■ **Instruções da tarefa**
Reproduza o trecho do texto sobre a militarização do Estado que começa em "Esse sistema de" e termina em "ordem aparentemente estável.".

■ **Texto do documento**
##########

A militarização do Estado e a vigilância da sociedade
Outro aspecto central do regime foi a ocupação massiva do Estado por militares. Eles passaram a dirigir ministérios, empresas estatais, autarquias, universidades e órgãos estratégicos. A militarização administrativa fortaleceu uma cultura política autoritária e hierárquica, na qual a obediência substituía o debate e a disciplina substituía a deliberação democrática.
Ao mesmo tempo, a sociedade passou a ser vigiada por uma extensa rede de informações. Fichas, dossiês, prontuários e relatórios eram elaborados sobre estudantes, sindicalistas, servidores públicos, religiosos, jornalistas e cidadãos comuns. A suspeita tornou-se tecnologia de poder. O medo de estar sendo observado alterava comportamentos, quebrava vínculos de confiança e enfraquecia a organização coletiva.
Esse sistema de vigilância não tinha apenas função policial. Ele era também instrumento de controle social e político, destinado a impedir a reorganização das resistências e a conservar a ditadura como ordem aparentemente estável.

##########

■ **Registros fornecidos**
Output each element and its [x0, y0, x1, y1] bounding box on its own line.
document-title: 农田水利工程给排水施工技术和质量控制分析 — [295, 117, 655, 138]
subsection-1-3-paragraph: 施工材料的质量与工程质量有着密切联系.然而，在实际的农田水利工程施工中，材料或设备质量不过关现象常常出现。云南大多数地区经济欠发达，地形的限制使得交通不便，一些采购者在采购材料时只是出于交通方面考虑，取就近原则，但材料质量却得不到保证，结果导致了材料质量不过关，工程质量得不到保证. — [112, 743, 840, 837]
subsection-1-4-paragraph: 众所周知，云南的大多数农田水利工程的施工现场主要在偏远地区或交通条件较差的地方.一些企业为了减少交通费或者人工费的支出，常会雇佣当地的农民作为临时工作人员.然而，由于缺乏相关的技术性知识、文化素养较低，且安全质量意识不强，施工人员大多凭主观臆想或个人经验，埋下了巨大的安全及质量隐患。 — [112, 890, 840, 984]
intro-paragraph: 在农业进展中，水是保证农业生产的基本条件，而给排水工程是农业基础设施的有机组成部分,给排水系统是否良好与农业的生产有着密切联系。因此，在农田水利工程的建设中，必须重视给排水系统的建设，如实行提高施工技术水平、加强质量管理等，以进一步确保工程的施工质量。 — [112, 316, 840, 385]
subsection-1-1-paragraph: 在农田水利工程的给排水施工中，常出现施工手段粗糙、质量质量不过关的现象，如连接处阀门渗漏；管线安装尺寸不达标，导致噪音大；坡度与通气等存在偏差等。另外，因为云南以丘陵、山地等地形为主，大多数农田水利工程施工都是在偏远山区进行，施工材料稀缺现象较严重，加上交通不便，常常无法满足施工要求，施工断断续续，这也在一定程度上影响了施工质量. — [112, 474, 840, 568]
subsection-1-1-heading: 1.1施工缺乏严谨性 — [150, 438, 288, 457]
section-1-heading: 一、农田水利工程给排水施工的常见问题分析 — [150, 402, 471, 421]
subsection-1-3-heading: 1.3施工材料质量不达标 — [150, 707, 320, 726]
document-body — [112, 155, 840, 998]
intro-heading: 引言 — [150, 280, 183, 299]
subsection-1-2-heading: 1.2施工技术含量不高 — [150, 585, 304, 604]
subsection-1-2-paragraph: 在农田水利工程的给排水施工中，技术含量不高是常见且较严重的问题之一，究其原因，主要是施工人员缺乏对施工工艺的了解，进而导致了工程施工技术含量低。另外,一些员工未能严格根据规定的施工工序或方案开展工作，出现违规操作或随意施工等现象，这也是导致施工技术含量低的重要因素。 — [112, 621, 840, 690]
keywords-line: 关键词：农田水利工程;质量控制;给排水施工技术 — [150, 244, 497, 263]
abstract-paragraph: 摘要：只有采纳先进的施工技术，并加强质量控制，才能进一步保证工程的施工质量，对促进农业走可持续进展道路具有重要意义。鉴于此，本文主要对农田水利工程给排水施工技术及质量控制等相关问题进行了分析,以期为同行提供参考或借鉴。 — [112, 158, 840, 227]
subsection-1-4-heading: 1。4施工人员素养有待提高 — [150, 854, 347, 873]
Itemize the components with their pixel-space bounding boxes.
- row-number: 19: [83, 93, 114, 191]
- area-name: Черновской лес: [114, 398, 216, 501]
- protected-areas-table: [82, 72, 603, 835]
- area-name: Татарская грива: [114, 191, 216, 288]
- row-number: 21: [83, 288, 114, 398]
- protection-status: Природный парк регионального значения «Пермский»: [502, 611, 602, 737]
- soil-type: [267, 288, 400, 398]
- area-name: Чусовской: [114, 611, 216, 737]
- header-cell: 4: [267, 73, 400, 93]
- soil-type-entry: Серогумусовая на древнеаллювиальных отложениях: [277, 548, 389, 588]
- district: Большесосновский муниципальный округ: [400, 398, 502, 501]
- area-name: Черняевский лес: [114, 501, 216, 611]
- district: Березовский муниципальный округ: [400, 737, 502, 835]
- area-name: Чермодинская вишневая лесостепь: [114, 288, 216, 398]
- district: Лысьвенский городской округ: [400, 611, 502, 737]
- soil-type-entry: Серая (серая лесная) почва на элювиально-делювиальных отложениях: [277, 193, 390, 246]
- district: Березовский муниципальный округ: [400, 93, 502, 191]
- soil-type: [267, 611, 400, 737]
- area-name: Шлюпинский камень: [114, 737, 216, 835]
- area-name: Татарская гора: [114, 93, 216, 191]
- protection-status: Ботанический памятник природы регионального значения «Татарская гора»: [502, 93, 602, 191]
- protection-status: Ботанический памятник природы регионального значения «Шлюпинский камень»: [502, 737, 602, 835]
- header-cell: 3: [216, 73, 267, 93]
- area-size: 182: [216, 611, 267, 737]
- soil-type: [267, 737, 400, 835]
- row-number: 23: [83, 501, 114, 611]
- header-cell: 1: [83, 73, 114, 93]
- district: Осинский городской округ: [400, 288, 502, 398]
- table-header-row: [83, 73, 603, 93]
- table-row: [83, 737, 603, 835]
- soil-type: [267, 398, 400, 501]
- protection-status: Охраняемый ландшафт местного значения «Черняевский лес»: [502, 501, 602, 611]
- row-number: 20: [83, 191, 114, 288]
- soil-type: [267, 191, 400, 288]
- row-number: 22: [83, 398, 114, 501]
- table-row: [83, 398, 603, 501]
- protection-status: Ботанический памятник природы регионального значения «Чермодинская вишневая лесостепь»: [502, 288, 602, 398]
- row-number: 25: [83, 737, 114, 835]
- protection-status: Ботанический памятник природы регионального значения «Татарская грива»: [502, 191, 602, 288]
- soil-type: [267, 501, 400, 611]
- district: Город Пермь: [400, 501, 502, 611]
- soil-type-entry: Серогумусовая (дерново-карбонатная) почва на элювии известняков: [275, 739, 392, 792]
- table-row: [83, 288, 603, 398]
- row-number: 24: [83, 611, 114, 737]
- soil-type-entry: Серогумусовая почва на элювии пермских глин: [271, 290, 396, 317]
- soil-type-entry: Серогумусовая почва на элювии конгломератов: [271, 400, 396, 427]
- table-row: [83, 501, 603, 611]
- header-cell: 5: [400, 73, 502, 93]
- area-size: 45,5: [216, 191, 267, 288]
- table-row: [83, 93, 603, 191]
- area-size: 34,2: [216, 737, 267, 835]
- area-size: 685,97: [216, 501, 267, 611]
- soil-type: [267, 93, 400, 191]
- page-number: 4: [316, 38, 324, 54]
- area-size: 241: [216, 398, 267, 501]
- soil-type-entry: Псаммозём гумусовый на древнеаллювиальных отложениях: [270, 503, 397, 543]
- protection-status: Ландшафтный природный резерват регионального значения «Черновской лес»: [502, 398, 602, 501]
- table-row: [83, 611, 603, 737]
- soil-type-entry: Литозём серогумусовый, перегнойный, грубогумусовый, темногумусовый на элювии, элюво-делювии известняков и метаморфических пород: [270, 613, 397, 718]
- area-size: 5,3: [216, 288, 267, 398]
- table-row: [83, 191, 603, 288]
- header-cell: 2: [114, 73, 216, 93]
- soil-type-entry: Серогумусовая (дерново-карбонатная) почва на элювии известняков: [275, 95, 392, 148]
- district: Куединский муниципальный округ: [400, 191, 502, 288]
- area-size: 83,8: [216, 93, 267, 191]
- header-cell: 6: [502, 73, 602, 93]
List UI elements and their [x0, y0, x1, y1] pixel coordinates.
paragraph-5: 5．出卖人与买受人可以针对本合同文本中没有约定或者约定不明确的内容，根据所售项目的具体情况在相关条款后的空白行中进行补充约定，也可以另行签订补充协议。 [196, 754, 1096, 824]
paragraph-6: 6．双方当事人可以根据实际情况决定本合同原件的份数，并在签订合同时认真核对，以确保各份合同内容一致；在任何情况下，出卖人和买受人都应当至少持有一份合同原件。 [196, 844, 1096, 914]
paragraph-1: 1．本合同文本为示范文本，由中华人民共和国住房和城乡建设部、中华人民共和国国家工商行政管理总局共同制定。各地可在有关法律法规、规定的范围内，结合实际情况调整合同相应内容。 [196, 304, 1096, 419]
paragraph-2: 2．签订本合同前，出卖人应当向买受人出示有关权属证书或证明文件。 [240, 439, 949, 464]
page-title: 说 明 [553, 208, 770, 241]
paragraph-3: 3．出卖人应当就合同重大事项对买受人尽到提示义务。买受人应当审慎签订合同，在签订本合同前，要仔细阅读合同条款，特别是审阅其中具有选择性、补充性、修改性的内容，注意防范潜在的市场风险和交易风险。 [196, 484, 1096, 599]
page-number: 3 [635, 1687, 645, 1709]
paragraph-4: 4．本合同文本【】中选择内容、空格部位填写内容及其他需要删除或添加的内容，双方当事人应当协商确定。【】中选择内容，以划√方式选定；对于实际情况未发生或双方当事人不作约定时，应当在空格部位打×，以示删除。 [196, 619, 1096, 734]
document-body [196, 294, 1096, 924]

##########

■ **Resultado abaixo**
Esse sistema de vigilância não tinha apenas função policial. Ele era também instrumento de controle social e político, destinado a impedir a reorganização das resistências e a conservar a ditadura como ordem aparentemente estável.